Repeat, exactly and completely, the material that follows. Omit the pictures.

--- begin ---

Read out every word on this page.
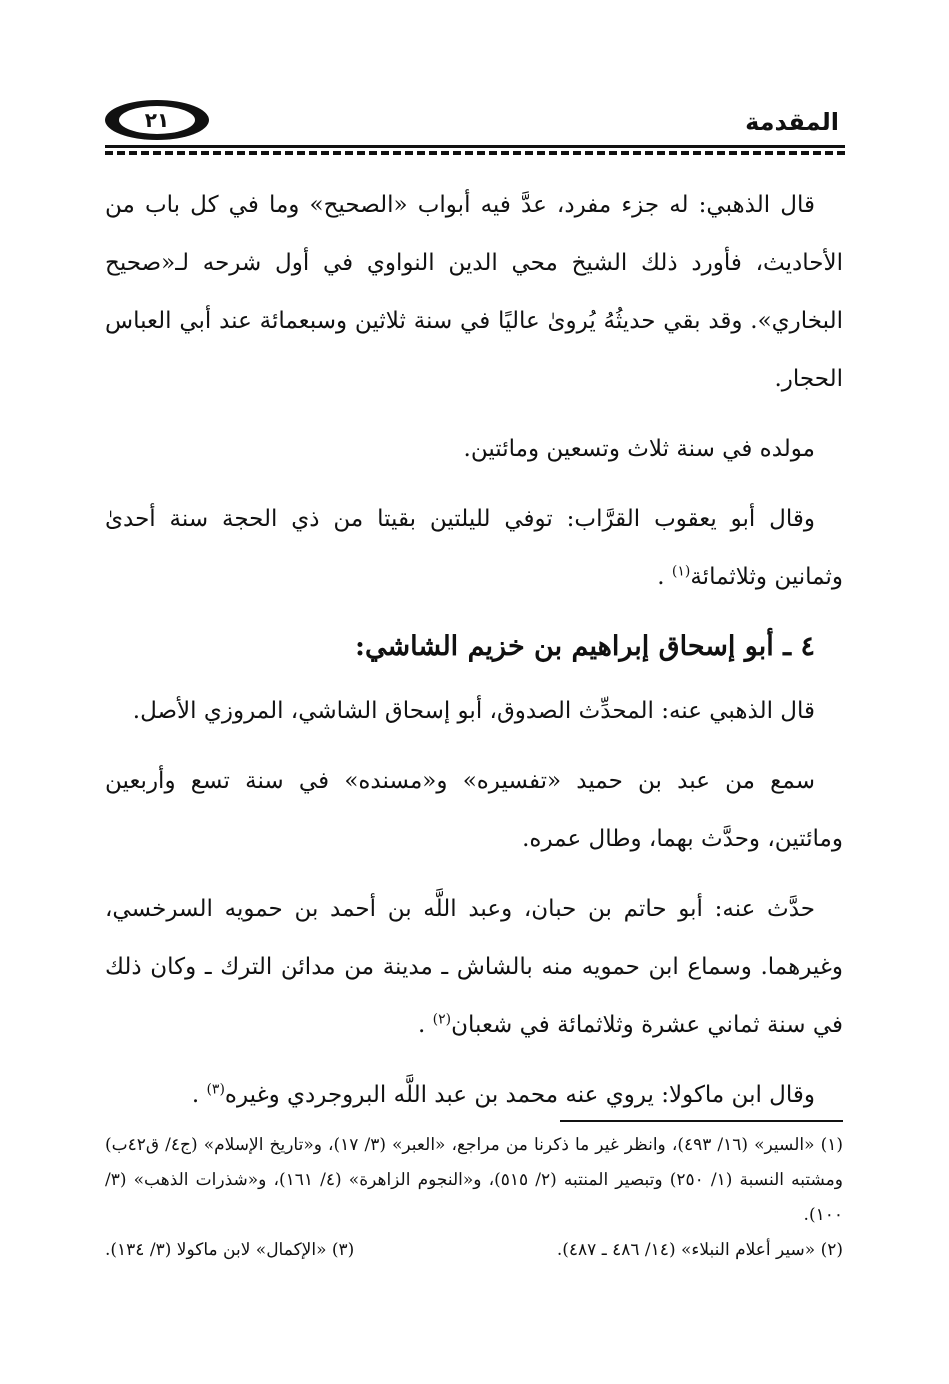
٢١	المقدمة

قال الذهبي: له جزء مفرد، عدَّ فيه أبواب «الصحيح» وما في كل باب من الأحاديث، فأورد ذلك الشيخ محي الدين النواوي في أول شرحه لـ«صحيح البخاري». وقد بقي حديثُهُ يُروىٰ عاليًا في سنة ثلاثين وسبعمائة عند أبي العباس الحجار.

مولده في سنة ثلاث وتسعين ومائتين.

وقال أبو يعقوب القرَّاب: توفي لليلتين بقيتا من ذي الحجة سنة أحدىٰ وثمانين وثلاثمائة$^{(١)}$ .

٤ ـ أبو إسحاق إبراهيم بن خزيم الشاشي:

قال الذهبي عنه: المحدِّث الصدوق، أبو إسحاق الشاشي، المروزي الأصل.

سمع من عبد بن حميد «تفسيره» و«مسنده» في سنة تسع وأربعين ومائتين، وحدَّث بهما، وطال عمره.

حدَّث عنه: أبو حاتم بن حبان، وعبد اللَّه بن أحمد بن حمويه السرخسي، وغيرهما. وسماع ابن حمويه منه بالشاش ـ مدينة من مدائن الترك ـ وكان ذلك في سنة ثماني عشرة وثلاثمائة في شعبان$^{(٢)}$ .

وقال ابن ماكولا: يروي عنه محمد بن عبد اللَّه البروجردي وغيره$^{(٣)}$ .

(١) «السير» (١٦/ ٤٩٣)، وانظر غير ما ذكرنا من مراجع، «العبر» (٣/ ١٧)، و«تاريخ الإسلام» (ج٤/ ق٤٢ب) ومشتبه النسبة (١/ ٢٥٠) وتبصير المنتبه (٢/ ٥١٥)، و«النجوم الزاهرة» (٤/ ١٦١)، و«شذرات الذهب» (٣/ ١٠٠).

(٢) «سير أعلام النبلاء» (١٤/ ٤٨٦ ـ ٤٨٧).
(٣) «الإكمال» لابن ماكولا (٣/ ١٣٤).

--- end ---

- Full output:
Read out every word on this page.
٢١	المقدمة

قال الذهبي: له جزء مفرد، عدَّ فيه أبواب «الصحيح» وما في كل باب من الأحاديث، فأورد ذلك الشيخ محي الدين النواوي في أول شرحه لـ«صحيح البخاري». وقد بقي حديثُهُ يُروىٰ عاليًا في سنة ثلاثين وسبعمائة عند أبي العباس الحجار.

مولده في سنة ثلاث وتسعين ومائتين.

وقال أبو يعقوب القرَّاب: توفي لليلتين بقيتا من ذي الحجة سنة أحدىٰ وثمانين وثلاثمائة$^{(١)}$ .

٤ ـ أبو إسحاق إبراهيم بن خزيم الشاشي:

قال الذهبي عنه: المحدِّث الصدوق، أبو إسحاق الشاشي، المروزي الأصل.

سمع من عبد بن حميد «تفسيره» و«مسنده» في سنة تسع وأربعين ومائتين، وحدَّث بهما، وطال عمره.

حدَّث عنه: أبو حاتم بن حبان، وعبد اللَّه بن أحمد بن حمويه السرخسي، وغيرهما. وسماع ابن حمويه منه بالشاش ـ مدينة من مدائن الترك ـ وكان ذلك في سنة ثماني عشرة وثلاثمائة في شعبان$^{(٢)}$ .

وقال ابن ماكولا: يروي عنه محمد بن عبد اللَّه البروجردي وغيره$^{(٣)}$ .

(١) «السير» (١٦/ ٤٩٣)، وانظر غير ما ذكرنا من مراجع، «العبر» (٣/ ١٧)، و«تاريخ الإسلام» (ج٤/ ق٤٢ب) ومشتبه النسبة (١/ ٢٥٠) وتبصير المنتبه (٢/ ٥١٥)، و«النجوم الزاهرة» (٤/ ١٦١)، و«شذرات الذهب» (٣/ ١٠٠).

(٢) «سير أعلام النبلاء» (١٤/ ٤٨٦ ـ ٤٨٧).
(٣) «الإكمال» لابن ماكولا (٣/ ١٣٤).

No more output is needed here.